§ STATED GOAL
Gather the lines below that include the string "houses", copying each in full.
━━━━━ RECORDED DATA ━━━━━
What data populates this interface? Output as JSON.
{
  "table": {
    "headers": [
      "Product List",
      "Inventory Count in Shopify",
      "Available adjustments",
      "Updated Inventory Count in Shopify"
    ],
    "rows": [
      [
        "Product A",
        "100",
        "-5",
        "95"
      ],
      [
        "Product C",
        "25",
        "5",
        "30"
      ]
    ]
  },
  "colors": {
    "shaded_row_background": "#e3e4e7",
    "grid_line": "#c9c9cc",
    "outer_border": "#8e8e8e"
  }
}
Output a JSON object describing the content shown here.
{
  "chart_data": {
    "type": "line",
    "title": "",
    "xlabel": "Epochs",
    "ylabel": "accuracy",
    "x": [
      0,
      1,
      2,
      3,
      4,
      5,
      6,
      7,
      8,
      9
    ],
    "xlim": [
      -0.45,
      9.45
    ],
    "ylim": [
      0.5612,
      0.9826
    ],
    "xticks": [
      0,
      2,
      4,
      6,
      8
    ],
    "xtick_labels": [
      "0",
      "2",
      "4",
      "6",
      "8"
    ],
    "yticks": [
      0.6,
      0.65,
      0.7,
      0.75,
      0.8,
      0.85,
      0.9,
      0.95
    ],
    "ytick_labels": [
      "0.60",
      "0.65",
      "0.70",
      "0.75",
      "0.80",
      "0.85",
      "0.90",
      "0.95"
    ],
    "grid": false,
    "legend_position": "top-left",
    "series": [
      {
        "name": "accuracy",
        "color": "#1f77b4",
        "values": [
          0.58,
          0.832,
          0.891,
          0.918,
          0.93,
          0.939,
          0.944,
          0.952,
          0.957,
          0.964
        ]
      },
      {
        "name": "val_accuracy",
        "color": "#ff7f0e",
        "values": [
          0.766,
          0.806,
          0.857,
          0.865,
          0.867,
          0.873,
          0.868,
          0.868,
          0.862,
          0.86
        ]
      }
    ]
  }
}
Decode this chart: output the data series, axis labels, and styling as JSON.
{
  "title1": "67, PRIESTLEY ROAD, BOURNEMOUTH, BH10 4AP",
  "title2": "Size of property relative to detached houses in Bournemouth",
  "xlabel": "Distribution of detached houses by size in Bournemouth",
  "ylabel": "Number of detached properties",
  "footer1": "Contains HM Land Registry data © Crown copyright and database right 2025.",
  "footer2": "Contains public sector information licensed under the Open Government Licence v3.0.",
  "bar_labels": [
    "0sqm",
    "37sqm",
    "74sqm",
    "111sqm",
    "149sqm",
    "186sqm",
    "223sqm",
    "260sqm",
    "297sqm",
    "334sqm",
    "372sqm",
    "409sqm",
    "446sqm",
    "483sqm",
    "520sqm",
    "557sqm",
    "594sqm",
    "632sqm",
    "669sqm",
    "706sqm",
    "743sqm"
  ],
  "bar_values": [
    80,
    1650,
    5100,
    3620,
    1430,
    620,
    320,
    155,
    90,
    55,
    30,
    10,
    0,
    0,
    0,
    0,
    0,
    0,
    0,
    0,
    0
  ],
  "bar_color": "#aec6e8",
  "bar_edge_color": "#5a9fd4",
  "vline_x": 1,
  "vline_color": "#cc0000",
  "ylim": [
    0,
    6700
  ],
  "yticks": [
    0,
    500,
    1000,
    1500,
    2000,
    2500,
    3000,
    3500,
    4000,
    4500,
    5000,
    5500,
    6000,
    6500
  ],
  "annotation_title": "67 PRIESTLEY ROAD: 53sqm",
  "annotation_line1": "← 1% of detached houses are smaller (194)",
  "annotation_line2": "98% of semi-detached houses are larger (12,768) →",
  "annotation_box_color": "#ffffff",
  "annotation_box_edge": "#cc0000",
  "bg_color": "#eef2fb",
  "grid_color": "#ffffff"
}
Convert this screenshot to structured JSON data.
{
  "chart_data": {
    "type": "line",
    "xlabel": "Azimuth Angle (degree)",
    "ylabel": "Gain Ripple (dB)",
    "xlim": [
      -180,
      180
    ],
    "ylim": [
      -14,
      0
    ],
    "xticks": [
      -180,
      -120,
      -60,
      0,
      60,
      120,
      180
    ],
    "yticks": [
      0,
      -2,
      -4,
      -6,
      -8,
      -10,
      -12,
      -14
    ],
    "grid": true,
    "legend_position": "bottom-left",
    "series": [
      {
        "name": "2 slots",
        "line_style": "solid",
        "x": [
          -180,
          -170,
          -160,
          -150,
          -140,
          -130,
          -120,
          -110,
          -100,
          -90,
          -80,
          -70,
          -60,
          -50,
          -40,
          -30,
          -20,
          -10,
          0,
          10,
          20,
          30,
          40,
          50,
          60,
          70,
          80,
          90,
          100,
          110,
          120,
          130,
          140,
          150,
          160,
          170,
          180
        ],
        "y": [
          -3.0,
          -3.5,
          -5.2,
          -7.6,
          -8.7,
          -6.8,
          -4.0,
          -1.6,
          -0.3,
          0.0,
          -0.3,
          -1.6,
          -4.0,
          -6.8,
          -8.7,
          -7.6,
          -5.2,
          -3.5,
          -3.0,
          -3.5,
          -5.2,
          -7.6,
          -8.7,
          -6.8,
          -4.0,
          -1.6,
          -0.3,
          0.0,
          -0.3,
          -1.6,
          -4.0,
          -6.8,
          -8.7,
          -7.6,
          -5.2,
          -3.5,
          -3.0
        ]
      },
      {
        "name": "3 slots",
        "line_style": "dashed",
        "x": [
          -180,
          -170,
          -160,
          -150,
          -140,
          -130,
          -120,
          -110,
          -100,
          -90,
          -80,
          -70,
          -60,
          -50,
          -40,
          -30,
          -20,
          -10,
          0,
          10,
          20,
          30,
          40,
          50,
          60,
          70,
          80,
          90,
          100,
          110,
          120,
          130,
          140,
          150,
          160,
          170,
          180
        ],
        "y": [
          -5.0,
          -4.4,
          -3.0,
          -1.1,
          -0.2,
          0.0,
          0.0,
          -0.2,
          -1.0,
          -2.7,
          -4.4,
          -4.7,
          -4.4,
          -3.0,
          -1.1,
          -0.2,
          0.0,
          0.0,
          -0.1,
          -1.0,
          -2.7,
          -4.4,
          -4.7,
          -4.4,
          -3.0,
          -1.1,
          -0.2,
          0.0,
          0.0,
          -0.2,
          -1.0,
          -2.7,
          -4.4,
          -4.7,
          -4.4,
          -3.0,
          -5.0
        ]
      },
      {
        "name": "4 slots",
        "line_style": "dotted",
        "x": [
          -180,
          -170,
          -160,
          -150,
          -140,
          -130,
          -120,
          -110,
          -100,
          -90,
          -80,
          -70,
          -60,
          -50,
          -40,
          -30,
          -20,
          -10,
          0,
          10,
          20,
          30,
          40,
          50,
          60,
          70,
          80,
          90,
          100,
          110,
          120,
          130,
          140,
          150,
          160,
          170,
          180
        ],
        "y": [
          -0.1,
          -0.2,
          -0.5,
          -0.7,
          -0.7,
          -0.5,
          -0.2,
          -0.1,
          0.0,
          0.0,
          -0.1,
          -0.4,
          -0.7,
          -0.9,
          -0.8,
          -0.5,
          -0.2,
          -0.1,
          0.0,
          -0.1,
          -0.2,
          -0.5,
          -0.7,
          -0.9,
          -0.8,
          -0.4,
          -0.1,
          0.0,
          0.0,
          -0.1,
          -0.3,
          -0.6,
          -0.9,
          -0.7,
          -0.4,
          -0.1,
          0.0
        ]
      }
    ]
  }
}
━━━━━
§ TASK ANSWER
  "title2": "Size of property relative to detached houses in Bournemouth",
  "xlabel": "Distribution of detached houses by size in Bournemouth",
  "annotation_line1": "← 1% of detached houses are smaller (194)",
  "annotation_line2": "98% of semi-detached houses are larger (12,768) →",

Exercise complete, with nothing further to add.